**REQUIREMENT:**
Output the data below in full, character for character.

**AVAILABLE DATA:**
* * *
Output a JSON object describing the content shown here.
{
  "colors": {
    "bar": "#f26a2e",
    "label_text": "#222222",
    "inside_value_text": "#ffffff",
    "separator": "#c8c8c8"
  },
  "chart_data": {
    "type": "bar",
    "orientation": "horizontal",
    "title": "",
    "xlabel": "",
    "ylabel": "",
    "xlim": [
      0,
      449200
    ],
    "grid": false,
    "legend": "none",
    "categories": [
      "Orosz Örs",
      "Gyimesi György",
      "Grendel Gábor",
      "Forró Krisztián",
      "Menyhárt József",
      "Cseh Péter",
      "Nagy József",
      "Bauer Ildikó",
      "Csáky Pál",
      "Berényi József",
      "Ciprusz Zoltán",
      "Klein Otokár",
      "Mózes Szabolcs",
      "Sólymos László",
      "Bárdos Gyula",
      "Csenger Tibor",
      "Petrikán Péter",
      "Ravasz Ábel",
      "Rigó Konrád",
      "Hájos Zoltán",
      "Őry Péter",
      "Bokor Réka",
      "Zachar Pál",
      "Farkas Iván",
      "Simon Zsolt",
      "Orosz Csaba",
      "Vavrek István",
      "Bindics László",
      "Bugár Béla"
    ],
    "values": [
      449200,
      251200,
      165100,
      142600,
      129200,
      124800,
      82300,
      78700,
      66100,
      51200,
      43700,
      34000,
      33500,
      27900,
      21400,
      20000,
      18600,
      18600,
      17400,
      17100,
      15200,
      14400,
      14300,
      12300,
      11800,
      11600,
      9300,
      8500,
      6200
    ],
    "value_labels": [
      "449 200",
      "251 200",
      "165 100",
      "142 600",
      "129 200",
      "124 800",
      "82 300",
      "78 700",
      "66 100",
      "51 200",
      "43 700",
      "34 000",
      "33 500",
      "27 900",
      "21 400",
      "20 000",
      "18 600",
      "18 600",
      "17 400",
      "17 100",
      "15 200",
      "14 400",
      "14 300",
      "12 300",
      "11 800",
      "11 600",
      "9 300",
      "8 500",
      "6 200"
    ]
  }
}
* * *
**EXERCISE RESULT:**
Output a JSON object describing the content shown here.
{
  "colors": {
    "bar": "#f26a2e",
    "label_text": "#222222",
    "inside_value_text": "#ffffff",
    "separator": "#c8c8c8"
  },
  "chart_data": {
    "type": "bar",
    "orientation": "horizontal",
    "title": "",
    "xlabel": "",
    "ylabel": "",
    "xlim": [
      0,
      449200
    ],
    "grid": false,
    "legend": "none",
    "categories": [
      "Orosz Örs",
      "Gyimesi György",
      "Grendel Gábor",
      "Forró Krisztián",
      "Menyhárt József",
      "Cseh Péter",
      "Nagy József",
      "Bauer Ildikó",
      "Csáky Pál",
      "Berényi József",
      "Ciprusz Zoltán",
      "Klein Otokár",
      "Mózes Szabolcs",
      "Sólymos László",
      "Bárdos Gyula",
      "Csenger Tibor",
      "Petrikán Péter",
      "Ravasz Ábel",
      "Rigó Konrád",
      "Hájos Zoltán",
      "Őry Péter",
      "Bokor Réka",
      "Zachar Pál",
      "Farkas Iván",
      "Simon Zsolt",
      "Orosz Csaba",
      "Vavrek István",
      "Bindics László",
      "Bugár Béla"
    ],
    "values": [
      449200,
      251200,
      165100,
      142600,
      129200,
      124800,
      82300,
      78700,
      66100,
      51200,
      43700,
      34000,
      33500,
      27900,
      21400,
      20000,
      18600,
      18600,
      17400,
      17100,
      15200,
      14400,
      14300,
      12300,
      11800,
      11600,
      9300,
      8500,
      6200
    ],
    "value_labels": [
      "449 200",
      "251 200",
      "165 100",
      "142 600",
      "129 200",
      "124 800",
      "82 300",
      "78 700",
      "66 100",
      "51 200",
      "43 700",
      "34 000",
      "33 500",
      "27 900",
      "21 400",
      "20 000",
      "18 600",
      "18 600",
      "17 400",
      "17 100",
      "15 200",
      "14 400",
      "14 300",
      "12 300",
      "11 800",
      "11 600",
      "9 300",
      "8 500",
      "6 200"
    ]
  }
}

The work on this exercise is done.